Collected data entries>

[Begin]

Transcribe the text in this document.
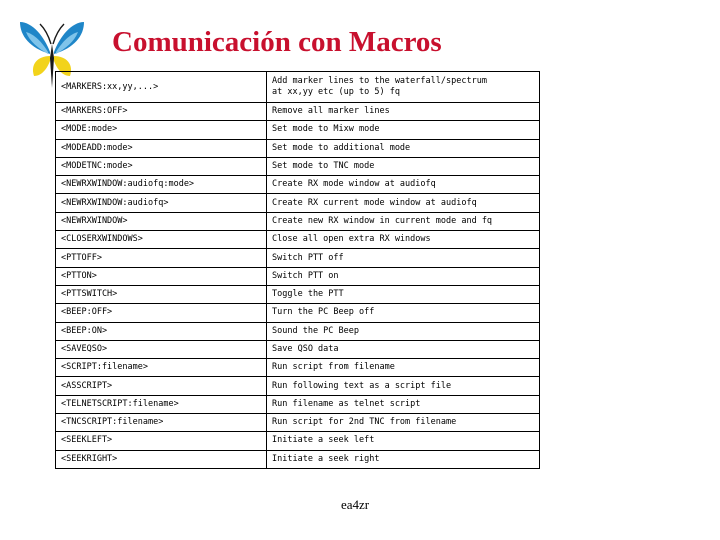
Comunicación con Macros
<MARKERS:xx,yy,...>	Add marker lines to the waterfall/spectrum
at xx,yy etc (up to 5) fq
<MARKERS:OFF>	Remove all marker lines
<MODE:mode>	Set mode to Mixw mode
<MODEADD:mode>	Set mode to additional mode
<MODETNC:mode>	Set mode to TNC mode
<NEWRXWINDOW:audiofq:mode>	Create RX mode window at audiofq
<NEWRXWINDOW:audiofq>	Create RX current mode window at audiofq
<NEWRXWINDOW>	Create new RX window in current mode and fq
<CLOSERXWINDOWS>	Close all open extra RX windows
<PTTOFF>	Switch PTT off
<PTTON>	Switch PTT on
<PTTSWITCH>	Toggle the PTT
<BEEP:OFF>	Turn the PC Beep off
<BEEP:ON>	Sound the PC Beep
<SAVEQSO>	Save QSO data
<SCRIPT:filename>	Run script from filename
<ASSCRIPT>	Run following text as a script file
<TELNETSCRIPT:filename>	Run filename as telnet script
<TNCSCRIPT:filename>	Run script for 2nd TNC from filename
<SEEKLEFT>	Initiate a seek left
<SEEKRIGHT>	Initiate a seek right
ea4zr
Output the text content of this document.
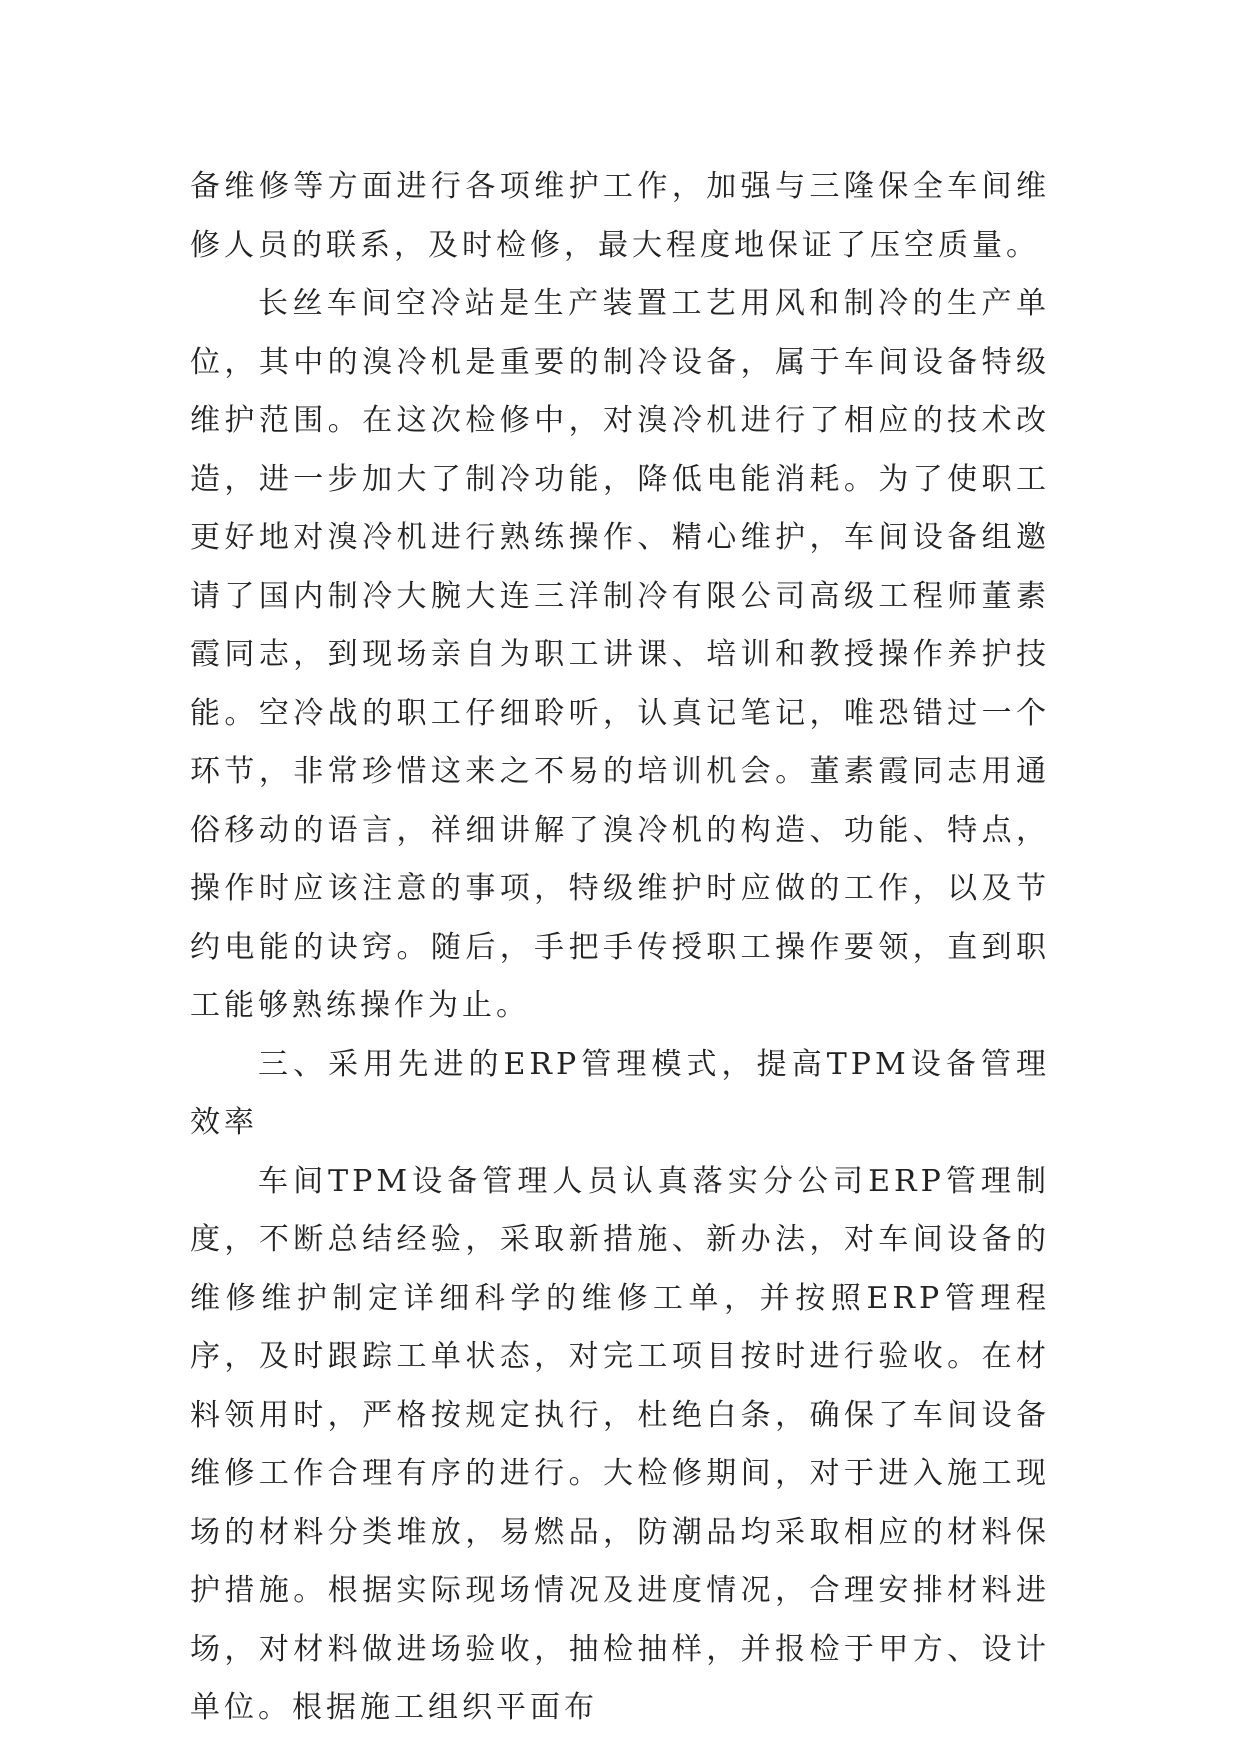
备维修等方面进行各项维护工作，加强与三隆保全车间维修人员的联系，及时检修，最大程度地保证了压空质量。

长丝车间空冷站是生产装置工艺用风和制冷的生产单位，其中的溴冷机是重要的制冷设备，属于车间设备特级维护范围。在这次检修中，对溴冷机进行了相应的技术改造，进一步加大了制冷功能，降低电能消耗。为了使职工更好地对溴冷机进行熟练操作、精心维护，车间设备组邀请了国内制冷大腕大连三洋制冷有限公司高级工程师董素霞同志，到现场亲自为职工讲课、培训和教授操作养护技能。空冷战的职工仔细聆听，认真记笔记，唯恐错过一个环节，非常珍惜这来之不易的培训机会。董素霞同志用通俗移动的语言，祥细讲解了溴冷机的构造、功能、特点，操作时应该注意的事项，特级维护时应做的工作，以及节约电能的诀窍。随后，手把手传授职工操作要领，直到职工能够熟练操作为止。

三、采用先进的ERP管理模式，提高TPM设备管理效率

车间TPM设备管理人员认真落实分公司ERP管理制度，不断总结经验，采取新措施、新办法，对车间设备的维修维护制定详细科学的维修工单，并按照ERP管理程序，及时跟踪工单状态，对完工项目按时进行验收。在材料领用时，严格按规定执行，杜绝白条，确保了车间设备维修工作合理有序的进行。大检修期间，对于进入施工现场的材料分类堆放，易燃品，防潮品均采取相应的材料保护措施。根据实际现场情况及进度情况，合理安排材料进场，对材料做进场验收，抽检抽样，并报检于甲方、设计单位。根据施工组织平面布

[End]

Work instructions> Print out the lines exactly, skipping any picture.

Result of the task>
Transcribe the text in this document.
Comunicación con Macros
<MARKERS:xx,yy,...>	Add marker lines to the waterfall/spectrum
at xx,yy etc (up to 5) fq
<MARKERS:OFF>	Remove all marker lines
<MODE:mode>	Set mode to Mixw mode
<MODEADD:mode>	Set mode to additional mode
<MODETNC:mode>	Set mode to TNC mode
<NEWRXWINDOW:audiofq:mode>	Create RX mode window at audiofq
<NEWRXWINDOW:audiofq>	Create RX current mode window at audiofq
<NEWRXWINDOW>	Create new RX window in current mode and fq
<CLOSERXWINDOWS>	Close all open extra RX windows
<PTTOFF>	Switch PTT off
<PTTON>	Switch PTT on
<PTTSWITCH>	Toggle the PTT
<BEEP:OFF>	Turn the PC Beep off
<BEEP:ON>	Sound the PC Beep
<SAVEQSO>	Save QSO data
<SCRIPT:filename>	Run script from filename
<ASSCRIPT>	Run following text as a script file
<TELNETSCRIPT:filename>	Run filename as telnet script
<TNCSCRIPT:filename>	Run script for 2nd TNC from filename
<SEEKLEFT>	Initiate a seek left
<SEEKRIGHT>	Initiate a seek right
ea4zr
Output the text content of this document.
备维修等方面进行各项维护工作，加强与三隆保全车间维修人员的联系，及时检修，最大程度地保证了压空质量。

长丝车间空冷站是生产装置工艺用风和制冷的生产单位，其中的溴冷机是重要的制冷设备，属于车间设备特级维护范围。在这次检修中，对溴冷机进行了相应的技术改造，进一步加大了制冷功能，降低电能消耗。为了使职工更好地对溴冷机进行熟练操作、精心维护，车间设备组邀请了国内制冷大腕大连三洋制冷有限公司高级工程师董素霞同志，到现场亲自为职工讲课、培训和教授操作养护技能。空冷战的职工仔细聆听，认真记笔记，唯恐错过一个环节，非常珍惜这来之不易的培训机会。董素霞同志用通俗移动的语言，祥细讲解了溴冷机的构造、功能、特点，操作时应该注意的事项，特级维护时应做的工作，以及节约电能的诀窍。随后，手把手传授职工操作要领，直到职工能够熟练操作为止。

三、采用先进的ERP管理模式，提高TPM设备管理效率

车间TPM设备管理人员认真落实分公司ERP管理制度，不断总结经验，采取新措施、新办法，对车间设备的维修维护制定详细科学的维修工单，并按照ERP管理程序，及时跟踪工单状态，对完工项目按时进行验收。在材料领用时，严格按规定执行，杜绝白条，确保了车间设备维修工作合理有序的进行。大检修期间，对于进入施工现场的材料分类堆放，易燃品，防潮品均采取相应的材料保护措施。根据实际现场情况及进度情况，合理安排材料进场，对材料做进场验收，抽检抽样，并报检于甲方、设计单位。根据施工组织平面布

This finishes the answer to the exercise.